Each entry has to be copied exactly, with nothing missed.

* begin *

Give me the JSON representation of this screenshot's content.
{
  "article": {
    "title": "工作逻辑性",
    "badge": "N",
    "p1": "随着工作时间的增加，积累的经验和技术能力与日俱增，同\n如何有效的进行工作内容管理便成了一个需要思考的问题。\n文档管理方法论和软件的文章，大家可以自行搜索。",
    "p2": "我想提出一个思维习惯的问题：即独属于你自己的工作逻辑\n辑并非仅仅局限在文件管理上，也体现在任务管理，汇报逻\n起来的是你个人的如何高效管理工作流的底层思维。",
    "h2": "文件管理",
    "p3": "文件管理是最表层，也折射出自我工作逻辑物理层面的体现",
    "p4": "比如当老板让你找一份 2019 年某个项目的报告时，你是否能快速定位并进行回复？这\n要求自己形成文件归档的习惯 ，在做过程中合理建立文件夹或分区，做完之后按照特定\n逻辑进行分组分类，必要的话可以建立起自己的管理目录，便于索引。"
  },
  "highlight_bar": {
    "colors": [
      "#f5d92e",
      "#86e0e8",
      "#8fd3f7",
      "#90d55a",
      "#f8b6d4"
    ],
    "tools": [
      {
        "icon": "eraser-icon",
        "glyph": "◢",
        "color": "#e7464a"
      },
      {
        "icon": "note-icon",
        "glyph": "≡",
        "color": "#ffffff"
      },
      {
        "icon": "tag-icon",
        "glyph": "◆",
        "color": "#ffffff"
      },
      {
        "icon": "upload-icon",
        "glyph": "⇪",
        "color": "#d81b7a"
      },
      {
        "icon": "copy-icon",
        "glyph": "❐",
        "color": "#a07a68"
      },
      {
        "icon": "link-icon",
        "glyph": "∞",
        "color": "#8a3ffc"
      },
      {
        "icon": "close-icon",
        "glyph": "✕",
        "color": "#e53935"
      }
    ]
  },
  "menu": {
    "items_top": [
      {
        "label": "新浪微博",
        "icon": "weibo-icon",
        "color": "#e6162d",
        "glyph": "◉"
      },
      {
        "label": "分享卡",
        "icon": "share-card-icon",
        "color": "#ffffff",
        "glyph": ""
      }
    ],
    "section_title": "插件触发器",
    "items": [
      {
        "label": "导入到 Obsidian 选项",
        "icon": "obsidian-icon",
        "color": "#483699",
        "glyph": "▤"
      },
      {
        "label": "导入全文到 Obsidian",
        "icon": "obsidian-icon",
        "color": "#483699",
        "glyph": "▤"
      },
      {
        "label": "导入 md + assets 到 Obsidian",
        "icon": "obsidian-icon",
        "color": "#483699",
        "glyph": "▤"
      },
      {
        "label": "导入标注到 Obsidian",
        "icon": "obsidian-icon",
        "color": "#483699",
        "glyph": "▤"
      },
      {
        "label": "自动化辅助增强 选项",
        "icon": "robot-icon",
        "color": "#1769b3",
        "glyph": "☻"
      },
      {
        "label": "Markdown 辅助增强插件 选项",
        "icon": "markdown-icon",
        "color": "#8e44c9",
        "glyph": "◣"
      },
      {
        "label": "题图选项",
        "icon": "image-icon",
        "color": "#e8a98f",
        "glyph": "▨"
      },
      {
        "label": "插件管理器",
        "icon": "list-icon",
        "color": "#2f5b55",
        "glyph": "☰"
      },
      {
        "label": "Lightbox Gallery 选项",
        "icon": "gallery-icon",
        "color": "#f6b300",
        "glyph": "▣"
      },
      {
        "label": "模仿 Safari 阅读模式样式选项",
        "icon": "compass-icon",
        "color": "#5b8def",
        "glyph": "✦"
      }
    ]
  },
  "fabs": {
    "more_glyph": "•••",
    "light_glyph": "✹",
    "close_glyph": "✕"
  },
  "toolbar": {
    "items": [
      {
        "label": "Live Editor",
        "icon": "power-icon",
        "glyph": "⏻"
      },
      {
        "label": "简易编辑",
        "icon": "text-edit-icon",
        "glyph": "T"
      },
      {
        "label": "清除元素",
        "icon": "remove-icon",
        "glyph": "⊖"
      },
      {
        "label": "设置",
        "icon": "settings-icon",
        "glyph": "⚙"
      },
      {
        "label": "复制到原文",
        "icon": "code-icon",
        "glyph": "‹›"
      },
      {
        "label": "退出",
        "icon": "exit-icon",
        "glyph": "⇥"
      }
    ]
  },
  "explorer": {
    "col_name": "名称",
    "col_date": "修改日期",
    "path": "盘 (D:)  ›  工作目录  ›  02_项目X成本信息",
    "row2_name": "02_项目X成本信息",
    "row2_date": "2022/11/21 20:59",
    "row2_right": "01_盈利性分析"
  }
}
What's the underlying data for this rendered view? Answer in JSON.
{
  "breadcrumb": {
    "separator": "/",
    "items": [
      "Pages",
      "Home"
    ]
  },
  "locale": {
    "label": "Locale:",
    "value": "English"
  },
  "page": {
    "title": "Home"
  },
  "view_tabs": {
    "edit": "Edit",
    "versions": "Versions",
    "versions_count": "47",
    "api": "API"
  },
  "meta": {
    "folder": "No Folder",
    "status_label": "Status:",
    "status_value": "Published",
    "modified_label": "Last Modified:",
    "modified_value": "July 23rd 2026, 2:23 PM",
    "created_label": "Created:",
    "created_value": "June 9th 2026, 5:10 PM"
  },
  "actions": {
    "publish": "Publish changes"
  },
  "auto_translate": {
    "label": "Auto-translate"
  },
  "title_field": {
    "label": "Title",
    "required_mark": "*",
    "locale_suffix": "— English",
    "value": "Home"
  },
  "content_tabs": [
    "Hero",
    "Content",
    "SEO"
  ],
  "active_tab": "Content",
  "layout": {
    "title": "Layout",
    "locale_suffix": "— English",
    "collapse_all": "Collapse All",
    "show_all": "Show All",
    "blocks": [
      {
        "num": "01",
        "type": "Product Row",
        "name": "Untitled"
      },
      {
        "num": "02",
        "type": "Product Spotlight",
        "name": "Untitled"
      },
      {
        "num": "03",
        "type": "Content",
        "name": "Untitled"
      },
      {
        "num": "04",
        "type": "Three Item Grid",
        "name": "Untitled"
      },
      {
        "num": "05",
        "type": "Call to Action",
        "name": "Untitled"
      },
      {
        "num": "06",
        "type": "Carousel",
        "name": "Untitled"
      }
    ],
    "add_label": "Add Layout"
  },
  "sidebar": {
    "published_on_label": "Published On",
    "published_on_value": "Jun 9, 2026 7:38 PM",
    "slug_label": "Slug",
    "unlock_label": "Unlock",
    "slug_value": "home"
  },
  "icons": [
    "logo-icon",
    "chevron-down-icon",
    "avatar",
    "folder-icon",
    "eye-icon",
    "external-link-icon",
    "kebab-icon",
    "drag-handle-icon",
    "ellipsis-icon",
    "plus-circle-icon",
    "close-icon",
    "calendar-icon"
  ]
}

* end *

• **Exercise response**:
Give me the JSON representation of this screenshot's content.
{
  "article": {
    "title": "工作逻辑性",
    "badge": "N",
    "p1": "随着工作时间的增加，积累的经验和技术能力与日俱增，同\n如何有效的进行工作内容管理便成了一个需要思考的问题。\n文档管理方法论和软件的文章，大家可以自行搜索。",
    "p2": "我想提出一个思维习惯的问题：即独属于你自己的工作逻辑\n辑并非仅仅局限在文件管理上，也体现在任务管理，汇报逻\n起来的是你个人的如何高效管理工作流的底层思维。",
    "h2": "文件管理",
    "p3": "文件管理是最表层，也折射出自我工作逻辑物理层面的体现",
    "p4": "比如当老板让你找一份 2019 年某个项目的报告时，你是否能快速定位并进行回复？这\n要求自己形成文件归档的习惯 ，在做过程中合理建立文件夹或分区，做完之后按照特定\n逻辑进行分组分类，必要的话可以建立起自己的管理目录，便于索引。"
  },
  "highlight_bar": {
    "colors": [
      "#f5d92e",
      "#86e0e8",
      "#8fd3f7",
      "#90d55a",
      "#f8b6d4"
    ],
    "tools": [
      {
        "icon": "eraser-icon",
        "glyph": "◢",
        "color": "#e7464a"
      },
      {
        "icon": "note-icon",
        "glyph": "≡",
        "color": "#ffffff"
      },
      {
        "icon": "tag-icon",
        "glyph": "◆",
        "color": "#ffffff"
      },
      {
        "icon": "upload-icon",
        "glyph": "⇪",
        "color": "#d81b7a"
      },
      {
        "icon": "copy-icon",
        "glyph": "❐",
        "color": "#a07a68"
      },
      {
        "icon": "link-icon",
        "glyph": "∞",
        "color": "#8a3ffc"
      },
      {
        "icon": "close-icon",
        "glyph": "✕",
        "color": "#e53935"
      }
    ]
  },
  "menu": {
    "items_top": [
      {
        "label": "新浪微博",
        "icon": "weibo-icon",
        "color": "#e6162d",
        "glyph": "◉"
      },
      {
        "label": "分享卡",
        "icon": "share-card-icon",
        "color": "#ffffff",
        "glyph": ""
      }
    ],
    "section_title": "插件触发器",
    "items": [
      {
        "label": "导入到 Obsidian 选项",
        "icon": "obsidian-icon",
        "color": "#483699",
        "glyph": "▤"
      },
      {
        "label": "导入全文到 Obsidian",
        "icon": "obsidian-icon",
        "color": "#483699",
        "glyph": "▤"
      },
      {
        "label": "导入 md + assets 到 Obsidian",
        "icon": "obsidian-icon",
        "color": "#483699",
        "glyph": "▤"
      },
      {
        "label": "导入标注到 Obsidian",
        "icon": "obsidian-icon",
        "color": "#483699",
        "glyph": "▤"
      },
      {
        "label": "自动化辅助增强 选项",
        "icon": "robot-icon",
        "color": "#1769b3",
        "glyph": "☻"
      },
      {
        "label": "Markdown 辅助增强插件 选项",
        "icon": "markdown-icon",
        "color": "#8e44c9",
        "glyph": "◣"
      },
      {
        "label": "题图选项",
        "icon": "image-icon",
        "color": "#e8a98f",
        "glyph": "▨"
      },
      {
        "label": "插件管理器",
        "icon": "list-icon",
        "color": "#2f5b55",
        "glyph": "☰"
      },
      {
        "label": "Lightbox Gallery 选项",
        "icon": "gallery-icon",
        "color": "#f6b300",
        "glyph": "▣"
      },
      {
        "label": "模仿 Safari 阅读模式样式选项",
        "icon": "compass-icon",
        "color": "#5b8def",
        "glyph": "✦"
      }
    ]
  },
  "fabs": {
    "more_glyph": "•••",
    "light_glyph": "✹",
    "close_glyph": "✕"
  },
  "toolbar": {
    "items": [
      {
        "label": "Live Editor",
        "icon": "power-icon",
        "glyph": "⏻"
      },
      {
        "label": "简易编辑",
        "icon": "text-edit-icon",
        "glyph": "T"
      },
      {
        "label": "清除元素",
        "icon": "remove-icon",
        "glyph": "⊖"
      },
      {
        "label": "设置",
        "icon": "settings-icon",
        "glyph": "⚙"
      },
      {
        "label": "复制到原文",
        "icon": "code-icon",
        "glyph": "‹›"
      },
      {
        "label": "退出",
        "icon": "exit-icon",
        "glyph": "⇥"
      }
    ]
  },
  "explorer": {
    "col_name": "名称",
    "col_date": "修改日期",
    "path": "盘 (D:)  ›  工作目录  ›  02_项目X成本信息",
    "row2_name": "02_项目X成本信息",
    "row2_date": "2022/11/21 20:59",
    "row2_right": "01_盈利性分析"
  }
}
What's the underlying data for this rendered view? Answer in JSON.
{
  "breadcrumb": {
    "separator": "/",
    "items": [
      "Pages",
      "Home"
    ]
  },
  "locale": {
    "label": "Locale:",
    "value": "English"
  },
  "page": {
    "title": "Home"
  },
  "view_tabs": {
    "edit": "Edit",
    "versions": "Versions",
    "versions_count": "47",
    "api": "API"
  },
  "meta": {
    "folder": "No Folder",
    "status_label": "Status:",
    "status_value": "Published",
    "modified_label": "Last Modified:",
    "modified_value": "July 23rd 2026, 2:23 PM",
    "created_label": "Created:",
    "created_value": "June 9th 2026, 5:10 PM"
  },
  "actions": {
    "publish": "Publish changes"
  },
  "auto_translate": {
    "label": "Auto-translate"
  },
  "title_field": {
    "label": "Title",
    "required_mark": "*",
    "locale_suffix": "— English",
    "value": "Home"
  },
  "content_tabs": [
    "Hero",
    "Content",
    "SEO"
  ],
  "active_tab": "Content",
  "layout": {
    "title": "Layout",
    "locale_suffix": "— English",
    "collapse_all": "Collapse All",
    "show_all": "Show All",
    "blocks": [
      {
        "num": "01",
        "type": "Product Row",
        "name": "Untitled"
      },
      {
        "num": "02",
        "type": "Product Spotlight",
        "name": "Untitled"
      },
      {
        "num": "03",
        "type": "Content",
        "name": "Untitled"
      },
      {
        "num": "04",
        "type": "Three Item Grid",
        "name": "Untitled"
      },
      {
        "num": "05",
        "type": "Call to Action",
        "name": "Untitled"
      },
      {
        "num": "06",
        "type": "Carousel",
        "name": "Untitled"
      }
    ],
    "add_label": "Add Layout"
  },
  "sidebar": {
    "published_on_label": "Published On",
    "published_on_value": "Jun 9, 2026 7:38 PM",
    "slug_label": "Slug",
    "unlock_label": "Unlock",
    "slug_value": "home"
  },
  "icons": [
    "logo-icon",
    "chevron-down-icon",
    "avatar",
    "folder-icon",
    "eye-icon",
    "external-link-icon",
    "kebab-icon",
    "drag-handle-icon",
    "ellipsis-icon",
    "plus-circle-icon",
    "close-icon",
    "calendar-icon"
  ]
}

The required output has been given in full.